* [EXERCISE DIRECTIONS] Copy every line of the listing that holds the string "العمل".

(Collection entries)
------
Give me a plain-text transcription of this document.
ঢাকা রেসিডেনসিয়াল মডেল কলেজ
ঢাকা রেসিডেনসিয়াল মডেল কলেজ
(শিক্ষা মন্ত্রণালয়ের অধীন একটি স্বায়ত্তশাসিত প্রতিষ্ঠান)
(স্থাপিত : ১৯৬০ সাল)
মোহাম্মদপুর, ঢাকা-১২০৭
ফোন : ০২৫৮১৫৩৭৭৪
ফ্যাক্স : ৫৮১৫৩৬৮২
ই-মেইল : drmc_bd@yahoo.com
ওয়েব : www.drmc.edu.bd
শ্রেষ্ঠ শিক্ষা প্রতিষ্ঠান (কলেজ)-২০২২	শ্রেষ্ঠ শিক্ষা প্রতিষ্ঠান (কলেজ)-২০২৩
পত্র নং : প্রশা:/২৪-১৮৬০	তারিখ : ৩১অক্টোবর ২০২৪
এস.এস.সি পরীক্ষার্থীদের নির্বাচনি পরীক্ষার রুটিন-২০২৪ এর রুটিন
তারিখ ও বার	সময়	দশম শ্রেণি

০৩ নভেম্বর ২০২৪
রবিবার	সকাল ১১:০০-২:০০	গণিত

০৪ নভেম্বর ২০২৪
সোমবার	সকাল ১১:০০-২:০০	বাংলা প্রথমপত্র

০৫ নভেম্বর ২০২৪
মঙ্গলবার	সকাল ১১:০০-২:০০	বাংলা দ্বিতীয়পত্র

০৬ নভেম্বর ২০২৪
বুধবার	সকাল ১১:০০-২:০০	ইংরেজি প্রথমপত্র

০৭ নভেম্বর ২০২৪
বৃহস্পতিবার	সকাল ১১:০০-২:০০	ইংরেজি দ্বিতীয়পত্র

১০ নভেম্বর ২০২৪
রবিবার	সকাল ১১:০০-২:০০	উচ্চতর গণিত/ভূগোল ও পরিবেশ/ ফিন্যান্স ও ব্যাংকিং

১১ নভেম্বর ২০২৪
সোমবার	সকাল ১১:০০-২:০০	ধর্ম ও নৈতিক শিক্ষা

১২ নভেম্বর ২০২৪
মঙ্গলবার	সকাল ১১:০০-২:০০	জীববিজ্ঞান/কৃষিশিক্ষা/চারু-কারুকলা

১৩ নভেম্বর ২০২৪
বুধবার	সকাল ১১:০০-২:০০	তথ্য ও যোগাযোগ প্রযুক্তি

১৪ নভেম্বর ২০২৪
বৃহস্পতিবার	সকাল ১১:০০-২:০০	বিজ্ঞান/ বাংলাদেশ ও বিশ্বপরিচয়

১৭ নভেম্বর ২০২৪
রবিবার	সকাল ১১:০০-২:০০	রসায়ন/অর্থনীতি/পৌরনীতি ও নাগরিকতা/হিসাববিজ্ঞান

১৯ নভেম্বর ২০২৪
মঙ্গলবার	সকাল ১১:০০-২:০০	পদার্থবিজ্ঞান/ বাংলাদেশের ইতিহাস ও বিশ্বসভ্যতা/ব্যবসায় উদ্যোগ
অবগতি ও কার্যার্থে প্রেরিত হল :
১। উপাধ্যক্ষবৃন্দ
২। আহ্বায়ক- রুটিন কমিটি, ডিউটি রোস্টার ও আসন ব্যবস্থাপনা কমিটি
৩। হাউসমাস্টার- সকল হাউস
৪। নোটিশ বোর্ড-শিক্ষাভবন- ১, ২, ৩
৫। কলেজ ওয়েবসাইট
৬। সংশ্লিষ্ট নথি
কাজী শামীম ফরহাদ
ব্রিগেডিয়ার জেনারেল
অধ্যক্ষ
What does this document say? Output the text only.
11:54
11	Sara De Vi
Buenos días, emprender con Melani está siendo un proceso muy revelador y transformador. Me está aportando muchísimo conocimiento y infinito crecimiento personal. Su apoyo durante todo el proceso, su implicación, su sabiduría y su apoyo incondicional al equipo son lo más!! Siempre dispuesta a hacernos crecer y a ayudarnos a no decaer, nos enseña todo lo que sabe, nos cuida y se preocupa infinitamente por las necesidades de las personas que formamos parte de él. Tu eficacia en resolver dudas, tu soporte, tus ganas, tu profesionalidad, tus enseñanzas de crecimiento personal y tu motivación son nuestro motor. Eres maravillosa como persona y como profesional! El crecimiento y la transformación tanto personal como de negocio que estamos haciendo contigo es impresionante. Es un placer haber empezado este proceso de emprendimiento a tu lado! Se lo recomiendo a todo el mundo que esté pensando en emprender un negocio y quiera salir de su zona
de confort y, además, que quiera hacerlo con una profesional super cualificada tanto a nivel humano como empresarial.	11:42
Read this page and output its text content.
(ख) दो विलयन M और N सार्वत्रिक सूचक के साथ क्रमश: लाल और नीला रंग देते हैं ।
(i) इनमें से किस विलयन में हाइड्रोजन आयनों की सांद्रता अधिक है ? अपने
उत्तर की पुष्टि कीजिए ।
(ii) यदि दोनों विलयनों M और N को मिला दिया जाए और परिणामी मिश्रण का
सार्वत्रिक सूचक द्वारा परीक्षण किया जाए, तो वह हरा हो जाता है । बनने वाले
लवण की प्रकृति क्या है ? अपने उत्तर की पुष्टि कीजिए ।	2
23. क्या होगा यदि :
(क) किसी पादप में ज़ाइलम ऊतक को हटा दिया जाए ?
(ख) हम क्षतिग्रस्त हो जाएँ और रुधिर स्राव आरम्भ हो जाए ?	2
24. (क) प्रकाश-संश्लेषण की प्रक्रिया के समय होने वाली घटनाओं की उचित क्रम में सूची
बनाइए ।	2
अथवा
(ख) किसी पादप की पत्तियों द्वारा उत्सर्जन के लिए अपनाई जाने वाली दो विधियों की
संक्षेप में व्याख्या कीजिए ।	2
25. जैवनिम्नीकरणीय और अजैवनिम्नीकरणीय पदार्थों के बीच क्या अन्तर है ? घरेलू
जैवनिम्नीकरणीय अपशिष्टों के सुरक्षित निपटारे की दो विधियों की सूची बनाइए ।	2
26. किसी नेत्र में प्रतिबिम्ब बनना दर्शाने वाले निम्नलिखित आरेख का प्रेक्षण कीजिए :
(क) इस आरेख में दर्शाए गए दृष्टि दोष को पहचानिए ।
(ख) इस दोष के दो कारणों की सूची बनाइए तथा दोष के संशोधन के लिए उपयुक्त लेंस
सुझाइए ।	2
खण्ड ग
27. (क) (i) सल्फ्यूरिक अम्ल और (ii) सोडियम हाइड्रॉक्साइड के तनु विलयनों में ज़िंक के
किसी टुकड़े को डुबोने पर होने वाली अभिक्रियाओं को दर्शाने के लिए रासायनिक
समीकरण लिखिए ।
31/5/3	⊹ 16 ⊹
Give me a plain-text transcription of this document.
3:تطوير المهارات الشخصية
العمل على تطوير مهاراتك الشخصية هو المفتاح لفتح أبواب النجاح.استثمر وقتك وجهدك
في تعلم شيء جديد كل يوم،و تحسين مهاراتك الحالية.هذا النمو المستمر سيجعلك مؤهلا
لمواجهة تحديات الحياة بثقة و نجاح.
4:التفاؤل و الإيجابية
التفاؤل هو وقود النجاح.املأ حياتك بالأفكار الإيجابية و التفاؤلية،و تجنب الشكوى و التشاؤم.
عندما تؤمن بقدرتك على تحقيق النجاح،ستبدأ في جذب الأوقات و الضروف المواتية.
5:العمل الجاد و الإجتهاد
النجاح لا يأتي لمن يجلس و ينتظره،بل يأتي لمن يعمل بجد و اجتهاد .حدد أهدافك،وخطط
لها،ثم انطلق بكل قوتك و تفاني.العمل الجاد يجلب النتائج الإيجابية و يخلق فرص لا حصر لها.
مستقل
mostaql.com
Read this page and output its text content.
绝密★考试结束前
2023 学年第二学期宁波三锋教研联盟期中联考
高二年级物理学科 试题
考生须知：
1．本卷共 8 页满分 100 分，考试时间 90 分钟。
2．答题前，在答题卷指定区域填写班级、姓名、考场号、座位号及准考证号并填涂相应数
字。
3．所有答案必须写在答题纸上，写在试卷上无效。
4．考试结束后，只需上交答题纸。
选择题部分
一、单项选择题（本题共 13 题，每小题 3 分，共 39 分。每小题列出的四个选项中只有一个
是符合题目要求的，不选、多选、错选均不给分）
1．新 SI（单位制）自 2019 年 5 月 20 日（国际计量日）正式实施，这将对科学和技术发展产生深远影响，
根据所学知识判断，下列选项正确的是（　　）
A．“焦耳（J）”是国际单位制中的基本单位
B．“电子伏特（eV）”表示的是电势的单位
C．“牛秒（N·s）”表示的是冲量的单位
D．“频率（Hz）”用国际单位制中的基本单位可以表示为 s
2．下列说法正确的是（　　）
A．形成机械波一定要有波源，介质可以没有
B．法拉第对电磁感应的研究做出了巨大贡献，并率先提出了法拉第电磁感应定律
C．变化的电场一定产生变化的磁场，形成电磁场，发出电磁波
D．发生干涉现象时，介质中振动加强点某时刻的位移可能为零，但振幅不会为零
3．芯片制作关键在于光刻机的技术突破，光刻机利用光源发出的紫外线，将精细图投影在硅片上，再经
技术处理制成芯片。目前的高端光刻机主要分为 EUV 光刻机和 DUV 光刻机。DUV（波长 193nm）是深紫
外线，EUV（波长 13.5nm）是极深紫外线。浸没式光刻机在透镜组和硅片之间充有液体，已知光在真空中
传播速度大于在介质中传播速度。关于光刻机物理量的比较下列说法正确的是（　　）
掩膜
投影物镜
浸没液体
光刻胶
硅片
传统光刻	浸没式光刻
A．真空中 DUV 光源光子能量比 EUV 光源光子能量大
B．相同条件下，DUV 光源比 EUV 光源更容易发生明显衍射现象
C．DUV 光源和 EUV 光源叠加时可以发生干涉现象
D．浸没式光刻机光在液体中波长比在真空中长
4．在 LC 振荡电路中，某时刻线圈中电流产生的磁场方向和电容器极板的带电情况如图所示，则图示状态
------
* [REPLY]
العمل على تطوير مهاراتك الشخصية هو المفتاح لفتح أبواب النجاح.استثمر وقتك وجهدك
5:العمل الجاد و الإجتهاد
لها،ثم انطلق بكل قوتك و تفاني.العمل الجاد يجلب النتائج الإيجابية و يخلق فرص لا حصر لها.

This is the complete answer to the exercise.